What is asked ::
Please transcribe all of the records below character for character, keeping every line unchanged and in the same order.

(Extracted data entries)
┌────────

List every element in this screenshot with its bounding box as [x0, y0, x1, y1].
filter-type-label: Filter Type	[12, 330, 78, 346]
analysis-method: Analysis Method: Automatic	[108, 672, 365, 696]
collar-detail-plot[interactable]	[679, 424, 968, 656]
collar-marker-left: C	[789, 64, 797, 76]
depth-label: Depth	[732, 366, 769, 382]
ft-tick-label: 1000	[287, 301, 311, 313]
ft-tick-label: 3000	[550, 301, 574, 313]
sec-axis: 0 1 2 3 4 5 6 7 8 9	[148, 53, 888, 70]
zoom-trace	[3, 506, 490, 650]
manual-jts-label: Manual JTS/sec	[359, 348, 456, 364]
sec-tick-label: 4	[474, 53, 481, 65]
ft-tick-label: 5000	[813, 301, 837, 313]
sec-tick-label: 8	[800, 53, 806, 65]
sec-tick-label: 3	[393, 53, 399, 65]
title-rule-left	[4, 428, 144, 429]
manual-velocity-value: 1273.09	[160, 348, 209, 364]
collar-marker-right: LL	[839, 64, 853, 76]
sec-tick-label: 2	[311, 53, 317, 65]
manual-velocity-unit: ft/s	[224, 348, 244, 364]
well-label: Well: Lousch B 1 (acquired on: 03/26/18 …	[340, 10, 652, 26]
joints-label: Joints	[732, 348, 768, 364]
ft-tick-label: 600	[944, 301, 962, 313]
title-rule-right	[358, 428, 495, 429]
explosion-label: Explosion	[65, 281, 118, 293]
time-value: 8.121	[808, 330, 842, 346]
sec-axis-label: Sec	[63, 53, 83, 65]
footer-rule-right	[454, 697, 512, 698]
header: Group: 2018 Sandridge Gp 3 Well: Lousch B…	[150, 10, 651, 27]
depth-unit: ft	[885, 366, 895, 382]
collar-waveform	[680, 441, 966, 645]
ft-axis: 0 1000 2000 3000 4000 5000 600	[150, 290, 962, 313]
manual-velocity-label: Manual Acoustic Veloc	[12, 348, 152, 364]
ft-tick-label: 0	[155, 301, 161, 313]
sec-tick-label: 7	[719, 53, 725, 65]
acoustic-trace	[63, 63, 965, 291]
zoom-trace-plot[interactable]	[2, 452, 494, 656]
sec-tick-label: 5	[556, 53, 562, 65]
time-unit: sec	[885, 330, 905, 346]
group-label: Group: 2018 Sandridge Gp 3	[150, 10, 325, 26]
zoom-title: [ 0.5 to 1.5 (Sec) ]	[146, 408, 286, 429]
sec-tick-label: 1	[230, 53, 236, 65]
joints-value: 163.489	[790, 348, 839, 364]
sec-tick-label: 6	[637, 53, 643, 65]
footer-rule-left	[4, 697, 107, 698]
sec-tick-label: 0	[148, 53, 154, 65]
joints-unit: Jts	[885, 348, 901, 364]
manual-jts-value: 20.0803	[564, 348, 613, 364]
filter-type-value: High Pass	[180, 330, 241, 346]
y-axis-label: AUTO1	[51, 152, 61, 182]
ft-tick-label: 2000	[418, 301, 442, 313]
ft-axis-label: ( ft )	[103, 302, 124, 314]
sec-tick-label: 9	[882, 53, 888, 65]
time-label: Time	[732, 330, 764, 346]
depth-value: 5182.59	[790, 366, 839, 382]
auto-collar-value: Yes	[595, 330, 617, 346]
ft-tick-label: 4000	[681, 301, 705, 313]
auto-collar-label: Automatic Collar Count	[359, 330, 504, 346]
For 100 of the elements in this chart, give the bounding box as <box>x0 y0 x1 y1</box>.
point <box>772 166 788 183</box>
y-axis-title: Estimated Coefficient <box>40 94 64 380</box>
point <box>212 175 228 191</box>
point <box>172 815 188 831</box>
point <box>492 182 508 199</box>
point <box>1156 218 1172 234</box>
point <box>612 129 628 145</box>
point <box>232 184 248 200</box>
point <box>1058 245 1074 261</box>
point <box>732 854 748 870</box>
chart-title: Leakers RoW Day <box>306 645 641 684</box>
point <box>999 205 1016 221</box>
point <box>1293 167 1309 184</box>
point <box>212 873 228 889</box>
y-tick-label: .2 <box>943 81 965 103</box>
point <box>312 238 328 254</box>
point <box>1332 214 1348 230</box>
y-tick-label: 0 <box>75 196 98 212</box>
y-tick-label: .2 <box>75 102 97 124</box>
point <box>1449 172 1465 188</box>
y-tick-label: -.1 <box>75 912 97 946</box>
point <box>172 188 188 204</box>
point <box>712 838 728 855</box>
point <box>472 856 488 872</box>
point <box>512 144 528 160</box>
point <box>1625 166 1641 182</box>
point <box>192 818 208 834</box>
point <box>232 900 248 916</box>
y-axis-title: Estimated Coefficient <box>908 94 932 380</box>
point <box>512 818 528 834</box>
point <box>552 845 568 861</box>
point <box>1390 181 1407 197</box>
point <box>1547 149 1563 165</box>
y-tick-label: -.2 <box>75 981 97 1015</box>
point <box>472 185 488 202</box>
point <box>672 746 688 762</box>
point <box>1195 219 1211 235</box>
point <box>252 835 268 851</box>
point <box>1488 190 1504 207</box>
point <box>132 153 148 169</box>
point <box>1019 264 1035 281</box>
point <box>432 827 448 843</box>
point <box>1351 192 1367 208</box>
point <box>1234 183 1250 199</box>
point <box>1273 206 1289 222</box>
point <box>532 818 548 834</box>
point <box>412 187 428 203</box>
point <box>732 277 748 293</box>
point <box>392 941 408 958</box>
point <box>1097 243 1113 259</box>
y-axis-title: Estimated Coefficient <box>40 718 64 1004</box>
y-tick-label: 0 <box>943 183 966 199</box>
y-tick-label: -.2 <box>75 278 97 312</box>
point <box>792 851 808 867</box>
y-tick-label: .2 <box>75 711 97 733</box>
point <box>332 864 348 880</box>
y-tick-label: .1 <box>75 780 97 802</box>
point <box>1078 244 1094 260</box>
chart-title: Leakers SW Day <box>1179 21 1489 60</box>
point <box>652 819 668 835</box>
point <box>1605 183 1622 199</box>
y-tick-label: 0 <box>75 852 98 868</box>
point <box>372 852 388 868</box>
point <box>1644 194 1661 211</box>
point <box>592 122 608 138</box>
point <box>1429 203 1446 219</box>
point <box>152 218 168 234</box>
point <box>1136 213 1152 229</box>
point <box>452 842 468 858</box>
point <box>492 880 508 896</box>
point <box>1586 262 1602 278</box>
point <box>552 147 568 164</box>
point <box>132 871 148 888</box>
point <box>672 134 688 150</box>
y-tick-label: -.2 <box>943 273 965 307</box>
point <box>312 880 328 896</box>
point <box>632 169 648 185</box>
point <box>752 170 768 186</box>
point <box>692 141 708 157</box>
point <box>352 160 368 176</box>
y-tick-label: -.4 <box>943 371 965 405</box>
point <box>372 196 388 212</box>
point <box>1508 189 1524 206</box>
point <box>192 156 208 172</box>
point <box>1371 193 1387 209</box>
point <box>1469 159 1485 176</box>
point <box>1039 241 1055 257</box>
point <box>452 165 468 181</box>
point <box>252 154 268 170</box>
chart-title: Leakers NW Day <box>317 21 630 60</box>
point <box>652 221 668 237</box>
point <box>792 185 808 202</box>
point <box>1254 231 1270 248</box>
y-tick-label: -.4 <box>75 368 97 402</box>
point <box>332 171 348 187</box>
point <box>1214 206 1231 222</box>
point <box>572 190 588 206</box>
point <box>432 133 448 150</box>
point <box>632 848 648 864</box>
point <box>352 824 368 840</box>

└────────

Response ::
List every element in this screenshot with its bounding box as [x0, y0, x1, y1].
filter-type-label: Filter Type	[12, 330, 78, 346]
analysis-method: Analysis Method: Automatic	[108, 672, 365, 696]
collar-detail-plot[interactable]	[679, 424, 968, 656]
collar-marker-left: C	[789, 64, 797, 76]
depth-label: Depth	[732, 366, 769, 382]
ft-tick-label: 1000	[287, 301, 311, 313]
ft-tick-label: 3000	[550, 301, 574, 313]
sec-axis: 0 1 2 3 4 5 6 7 8 9	[148, 53, 888, 70]
zoom-trace	[3, 506, 490, 650]
manual-jts-label: Manual JTS/sec	[359, 348, 456, 364]
sec-tick-label: 4	[474, 53, 481, 65]
ft-tick-label: 5000	[813, 301, 837, 313]
sec-tick-label: 8	[800, 53, 806, 65]
sec-tick-label: 3	[393, 53, 399, 65]
title-rule-left	[4, 428, 144, 429]
manual-velocity-value: 1273.09	[160, 348, 209, 364]
collar-marker-right: LL	[839, 64, 853, 76]
sec-tick-label: 2	[311, 53, 317, 65]
manual-velocity-unit: ft/s	[224, 348, 244, 364]
well-label: Well: Lousch B 1 (acquired on: 03/26/18 …	[340, 10, 652, 26]
joints-label: Joints	[732, 348, 768, 364]
ft-tick-label: 600	[944, 301, 962, 313]
title-rule-right	[358, 428, 495, 429]
explosion-label: Explosion	[65, 281, 118, 293]
time-value: 8.121	[808, 330, 842, 346]
sec-axis-label: Sec	[63, 53, 83, 65]
footer-rule-right	[454, 697, 512, 698]
header: Group: 2018 Sandridge Gp 3 Well: Lousch B…	[150, 10, 651, 27]
depth-unit: ft	[885, 366, 895, 382]
collar-waveform	[680, 441, 966, 645]
ft-axis: 0 1000 2000 3000 4000 5000 600	[150, 290, 962, 313]
manual-velocity-label: Manual Acoustic Veloc	[12, 348, 152, 364]
ft-tick-label: 0	[155, 301, 161, 313]
sec-tick-label: 7	[719, 53, 725, 65]
acoustic-trace	[63, 63, 965, 291]
zoom-trace-plot[interactable]	[2, 452, 494, 656]
sec-tick-label: 5	[556, 53, 562, 65]
time-unit: sec	[885, 330, 905, 346]
group-label: Group: 2018 Sandridge Gp 3	[150, 10, 325, 26]
zoom-title: [ 0.5 to 1.5 (Sec) ]	[146, 408, 286, 429]
sec-tick-label: 1	[230, 53, 236, 65]
joints-value: 163.489	[790, 348, 839, 364]
sec-tick-label: 6	[637, 53, 643, 65]
footer-rule-left	[4, 697, 107, 698]
sec-tick-label: 0	[148, 53, 154, 65]
joints-unit: Jts	[885, 348, 901, 364]
manual-jts-value: 20.0803	[564, 348, 613, 364]
filter-type-value: High Pass	[180, 330, 241, 346]
y-axis-label: AUTO1	[51, 152, 61, 182]
ft-tick-label: 2000	[418, 301, 442, 313]
ft-axis-label: ( ft )	[103, 302, 124, 314]
sec-tick-label: 9	[882, 53, 888, 65]
time-label: Time	[732, 330, 764, 346]
depth-value: 5182.59	[790, 366, 839, 382]
auto-collar-value: Yes	[595, 330, 617, 346]
ft-tick-label: 4000	[681, 301, 705, 313]
auto-collar-label: Automatic Collar Count	[359, 330, 504, 346]
For 100 of the elements in this chart, give the bounding box as <box>x0 y0 x1 y1</box>.
point <box>772 166 788 183</box>
y-axis-title: Estimated Coefficient <box>40 94 64 380</box>
point <box>212 175 228 191</box>
point <box>172 815 188 831</box>
point <box>492 182 508 199</box>
point <box>1156 218 1172 234</box>
point <box>612 129 628 145</box>
point <box>232 184 248 200</box>
point <box>1058 245 1074 261</box>
point <box>732 854 748 870</box>
chart-title: Leakers RoW Day <box>306 645 641 684</box>
point <box>999 205 1016 221</box>
point <box>1293 167 1309 184</box>
point <box>212 873 228 889</box>
y-tick-label: .2 <box>943 81 965 103</box>
point <box>312 238 328 254</box>
point <box>1332 214 1348 230</box>
y-tick-label: 0 <box>75 196 98 212</box>
y-tick-label: .2 <box>75 102 97 124</box>
point <box>1449 172 1465 188</box>
y-tick-label: -.1 <box>75 912 97 946</box>
point <box>172 188 188 204</box>
point <box>712 838 728 855</box>
point <box>472 856 488 872</box>
point <box>512 144 528 160</box>
point <box>1625 166 1641 182</box>
point <box>192 818 208 834</box>
point <box>232 900 248 916</box>
y-axis-title: Estimated Coefficient <box>908 94 932 380</box>
point <box>512 818 528 834</box>
point <box>552 845 568 861</box>
point <box>1390 181 1407 197</box>
point <box>1547 149 1563 165</box>
y-tick-label: -.2 <box>75 981 97 1015</box>
point <box>472 185 488 202</box>
point <box>672 746 688 762</box>
point <box>1195 219 1211 235</box>
point <box>252 835 268 851</box>
point <box>1488 190 1504 207</box>
point <box>132 153 148 169</box>
point <box>1019 264 1035 281</box>
point <box>432 827 448 843</box>
point <box>1351 192 1367 208</box>
point <box>1234 183 1250 199</box>
point <box>1273 206 1289 222</box>
point <box>532 818 548 834</box>
point <box>412 187 428 203</box>
point <box>732 277 748 293</box>
point <box>392 941 408 958</box>
point <box>1097 243 1113 259</box>
y-axis-title: Estimated Coefficient <box>40 718 64 1004</box>
y-tick-label: 0 <box>943 183 966 199</box>
y-tick-label: -.2 <box>75 278 97 312</box>
point <box>792 851 808 867</box>
y-tick-label: .2 <box>75 711 97 733</box>
point <box>332 864 348 880</box>
y-tick-label: .1 <box>75 780 97 802</box>
point <box>1078 244 1094 260</box>
chart-title: Leakers SW Day <box>1179 21 1489 60</box>
point <box>652 819 668 835</box>
point <box>1605 183 1622 199</box>
y-tick-label: 0 <box>75 852 98 868</box>
point <box>372 852 388 868</box>
point <box>1644 194 1661 211</box>
point <box>592 122 608 138</box>
point <box>1429 203 1446 219</box>
point <box>152 218 168 234</box>
point <box>1136 213 1152 229</box>
point <box>452 842 468 858</box>
point <box>492 880 508 896</box>
point <box>1586 262 1602 278</box>
point <box>552 147 568 164</box>
point <box>132 871 148 888</box>
point <box>672 134 688 150</box>
y-tick-label: -.2 <box>943 273 965 307</box>
point <box>312 880 328 896</box>
point <box>632 169 648 185</box>
point <box>752 170 768 186</box>
point <box>692 141 708 157</box>
point <box>352 160 368 176</box>
y-tick-label: -.4 <box>943 371 965 405</box>
point <box>372 196 388 212</box>
point <box>1508 189 1524 206</box>
point <box>192 156 208 172</box>
point <box>1371 193 1387 209</box>
point <box>1469 159 1485 176</box>
point <box>1039 241 1055 257</box>
point <box>452 165 468 181</box>
point <box>252 154 268 170</box>
chart-title: Leakers NW Day <box>317 21 630 60</box>
point <box>652 221 668 237</box>
point <box>792 185 808 202</box>
point <box>1254 231 1270 248</box>
y-tick-label: -.4 <box>75 368 97 402</box>
point <box>332 171 348 187</box>
point <box>1214 206 1231 222</box>
point <box>572 190 588 206</box>
point <box>432 133 448 150</box>
point <box>632 848 648 864</box>
point <box>352 824 368 840</box>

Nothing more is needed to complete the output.